#### Exercise description
Only the number is wanted: count the lines that contain "KMOS".

#### Items from a figure collection
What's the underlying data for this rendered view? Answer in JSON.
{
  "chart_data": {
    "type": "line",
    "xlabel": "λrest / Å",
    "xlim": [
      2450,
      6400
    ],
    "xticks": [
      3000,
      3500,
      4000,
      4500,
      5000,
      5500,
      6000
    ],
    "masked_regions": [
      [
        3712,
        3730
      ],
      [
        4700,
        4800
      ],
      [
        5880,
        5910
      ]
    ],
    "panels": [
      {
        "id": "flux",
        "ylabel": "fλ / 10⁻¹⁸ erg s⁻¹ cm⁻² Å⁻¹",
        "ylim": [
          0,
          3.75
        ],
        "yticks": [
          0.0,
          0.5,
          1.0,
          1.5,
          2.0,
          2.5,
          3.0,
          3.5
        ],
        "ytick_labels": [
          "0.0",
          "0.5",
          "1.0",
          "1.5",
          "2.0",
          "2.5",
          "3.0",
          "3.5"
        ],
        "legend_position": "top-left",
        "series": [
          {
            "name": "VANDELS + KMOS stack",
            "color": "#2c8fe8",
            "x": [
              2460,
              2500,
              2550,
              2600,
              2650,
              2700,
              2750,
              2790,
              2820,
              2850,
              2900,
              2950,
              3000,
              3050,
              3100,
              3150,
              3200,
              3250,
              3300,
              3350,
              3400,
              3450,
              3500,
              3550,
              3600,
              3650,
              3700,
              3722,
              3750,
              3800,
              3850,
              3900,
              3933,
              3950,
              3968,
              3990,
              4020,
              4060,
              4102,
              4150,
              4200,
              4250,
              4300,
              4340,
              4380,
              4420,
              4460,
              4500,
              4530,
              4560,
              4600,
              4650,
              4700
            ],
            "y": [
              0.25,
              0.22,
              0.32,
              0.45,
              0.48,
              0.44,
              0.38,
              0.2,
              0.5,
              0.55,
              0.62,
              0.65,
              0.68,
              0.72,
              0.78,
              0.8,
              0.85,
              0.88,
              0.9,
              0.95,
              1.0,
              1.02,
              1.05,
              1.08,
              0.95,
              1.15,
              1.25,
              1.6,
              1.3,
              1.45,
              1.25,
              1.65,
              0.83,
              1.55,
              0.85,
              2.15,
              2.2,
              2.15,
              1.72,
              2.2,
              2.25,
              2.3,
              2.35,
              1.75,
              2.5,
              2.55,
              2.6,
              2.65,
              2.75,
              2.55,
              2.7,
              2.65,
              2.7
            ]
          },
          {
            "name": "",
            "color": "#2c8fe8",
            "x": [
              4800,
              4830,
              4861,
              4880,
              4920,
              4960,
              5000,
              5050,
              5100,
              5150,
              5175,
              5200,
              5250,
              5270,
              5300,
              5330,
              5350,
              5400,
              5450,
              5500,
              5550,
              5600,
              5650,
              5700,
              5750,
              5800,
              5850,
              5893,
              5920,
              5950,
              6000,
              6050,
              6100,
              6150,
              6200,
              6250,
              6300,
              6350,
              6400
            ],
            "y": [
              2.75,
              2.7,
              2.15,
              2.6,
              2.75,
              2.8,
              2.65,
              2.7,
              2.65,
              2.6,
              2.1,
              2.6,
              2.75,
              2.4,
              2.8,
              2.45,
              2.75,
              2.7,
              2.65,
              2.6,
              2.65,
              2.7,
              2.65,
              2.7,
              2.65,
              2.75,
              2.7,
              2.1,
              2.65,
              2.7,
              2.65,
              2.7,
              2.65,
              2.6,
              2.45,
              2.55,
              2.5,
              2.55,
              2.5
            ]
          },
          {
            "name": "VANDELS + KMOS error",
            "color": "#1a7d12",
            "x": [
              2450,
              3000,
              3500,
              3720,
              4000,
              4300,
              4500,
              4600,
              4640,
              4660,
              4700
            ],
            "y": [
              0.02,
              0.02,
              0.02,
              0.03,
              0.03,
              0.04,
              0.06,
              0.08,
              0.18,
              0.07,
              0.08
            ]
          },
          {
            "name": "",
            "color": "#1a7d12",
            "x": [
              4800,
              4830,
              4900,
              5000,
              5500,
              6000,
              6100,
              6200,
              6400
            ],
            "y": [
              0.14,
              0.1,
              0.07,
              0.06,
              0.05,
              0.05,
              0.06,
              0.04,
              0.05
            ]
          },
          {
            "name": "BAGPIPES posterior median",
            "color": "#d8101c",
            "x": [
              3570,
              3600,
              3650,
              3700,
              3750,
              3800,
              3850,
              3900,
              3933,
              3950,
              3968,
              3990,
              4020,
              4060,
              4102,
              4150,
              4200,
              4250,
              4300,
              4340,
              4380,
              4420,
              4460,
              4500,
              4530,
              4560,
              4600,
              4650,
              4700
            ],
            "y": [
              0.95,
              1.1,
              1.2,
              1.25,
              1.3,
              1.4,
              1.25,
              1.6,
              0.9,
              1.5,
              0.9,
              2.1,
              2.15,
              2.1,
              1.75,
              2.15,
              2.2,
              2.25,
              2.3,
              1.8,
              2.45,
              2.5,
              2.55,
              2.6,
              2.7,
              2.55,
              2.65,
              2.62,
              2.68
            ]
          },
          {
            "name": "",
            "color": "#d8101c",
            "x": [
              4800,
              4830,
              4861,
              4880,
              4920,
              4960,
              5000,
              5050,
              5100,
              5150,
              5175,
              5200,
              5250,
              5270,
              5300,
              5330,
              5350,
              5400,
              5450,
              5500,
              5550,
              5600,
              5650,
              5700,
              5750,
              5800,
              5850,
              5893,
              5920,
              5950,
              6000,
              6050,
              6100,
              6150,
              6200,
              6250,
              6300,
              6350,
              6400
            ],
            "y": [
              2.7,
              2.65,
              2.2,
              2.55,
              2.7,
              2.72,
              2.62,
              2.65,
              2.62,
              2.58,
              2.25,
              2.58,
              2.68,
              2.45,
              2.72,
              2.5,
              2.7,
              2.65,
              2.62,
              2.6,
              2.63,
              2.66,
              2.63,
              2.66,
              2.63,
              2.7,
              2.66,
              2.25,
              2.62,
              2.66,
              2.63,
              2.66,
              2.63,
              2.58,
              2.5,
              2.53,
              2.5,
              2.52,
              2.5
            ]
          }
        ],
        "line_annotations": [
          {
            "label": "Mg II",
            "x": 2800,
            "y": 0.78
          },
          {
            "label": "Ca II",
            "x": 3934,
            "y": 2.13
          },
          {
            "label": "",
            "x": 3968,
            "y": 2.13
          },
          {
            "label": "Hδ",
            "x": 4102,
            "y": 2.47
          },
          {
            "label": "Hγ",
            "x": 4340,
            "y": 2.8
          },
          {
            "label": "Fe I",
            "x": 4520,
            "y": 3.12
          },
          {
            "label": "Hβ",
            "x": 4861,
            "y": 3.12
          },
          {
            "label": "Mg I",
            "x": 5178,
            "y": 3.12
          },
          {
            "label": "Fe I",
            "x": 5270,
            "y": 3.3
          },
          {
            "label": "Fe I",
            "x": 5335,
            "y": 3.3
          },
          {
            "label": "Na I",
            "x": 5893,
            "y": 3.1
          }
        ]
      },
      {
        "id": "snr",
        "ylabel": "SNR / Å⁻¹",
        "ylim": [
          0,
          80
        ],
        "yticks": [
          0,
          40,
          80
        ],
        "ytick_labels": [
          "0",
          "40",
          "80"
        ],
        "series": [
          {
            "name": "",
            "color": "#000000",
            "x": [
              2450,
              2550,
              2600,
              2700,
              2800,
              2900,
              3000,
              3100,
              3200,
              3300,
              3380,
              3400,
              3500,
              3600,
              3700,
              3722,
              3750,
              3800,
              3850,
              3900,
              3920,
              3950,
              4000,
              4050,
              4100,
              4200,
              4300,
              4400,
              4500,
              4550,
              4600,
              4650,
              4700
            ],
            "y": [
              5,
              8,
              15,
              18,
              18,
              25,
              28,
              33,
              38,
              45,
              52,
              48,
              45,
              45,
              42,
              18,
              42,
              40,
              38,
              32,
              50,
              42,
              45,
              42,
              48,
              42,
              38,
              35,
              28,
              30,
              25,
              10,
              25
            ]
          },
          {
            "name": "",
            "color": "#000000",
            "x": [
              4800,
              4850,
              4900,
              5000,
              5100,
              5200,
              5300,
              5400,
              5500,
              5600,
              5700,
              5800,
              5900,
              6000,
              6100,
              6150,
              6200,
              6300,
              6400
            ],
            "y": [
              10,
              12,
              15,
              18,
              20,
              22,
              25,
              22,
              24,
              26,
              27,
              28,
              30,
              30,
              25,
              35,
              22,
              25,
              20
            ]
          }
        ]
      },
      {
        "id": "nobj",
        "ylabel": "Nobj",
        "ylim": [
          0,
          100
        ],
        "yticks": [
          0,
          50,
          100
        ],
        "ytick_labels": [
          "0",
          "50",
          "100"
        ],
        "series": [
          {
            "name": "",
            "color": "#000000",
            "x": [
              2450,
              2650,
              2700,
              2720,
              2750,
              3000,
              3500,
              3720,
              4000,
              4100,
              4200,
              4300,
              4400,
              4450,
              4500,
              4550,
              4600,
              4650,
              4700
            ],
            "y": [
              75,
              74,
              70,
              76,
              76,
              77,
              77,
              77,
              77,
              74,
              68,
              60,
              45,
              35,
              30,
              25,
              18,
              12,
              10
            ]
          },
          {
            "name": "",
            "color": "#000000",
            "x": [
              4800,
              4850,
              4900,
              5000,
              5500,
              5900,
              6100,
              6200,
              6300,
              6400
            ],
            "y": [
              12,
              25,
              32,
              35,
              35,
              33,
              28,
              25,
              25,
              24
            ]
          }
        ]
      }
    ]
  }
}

#### Answer to this problem
2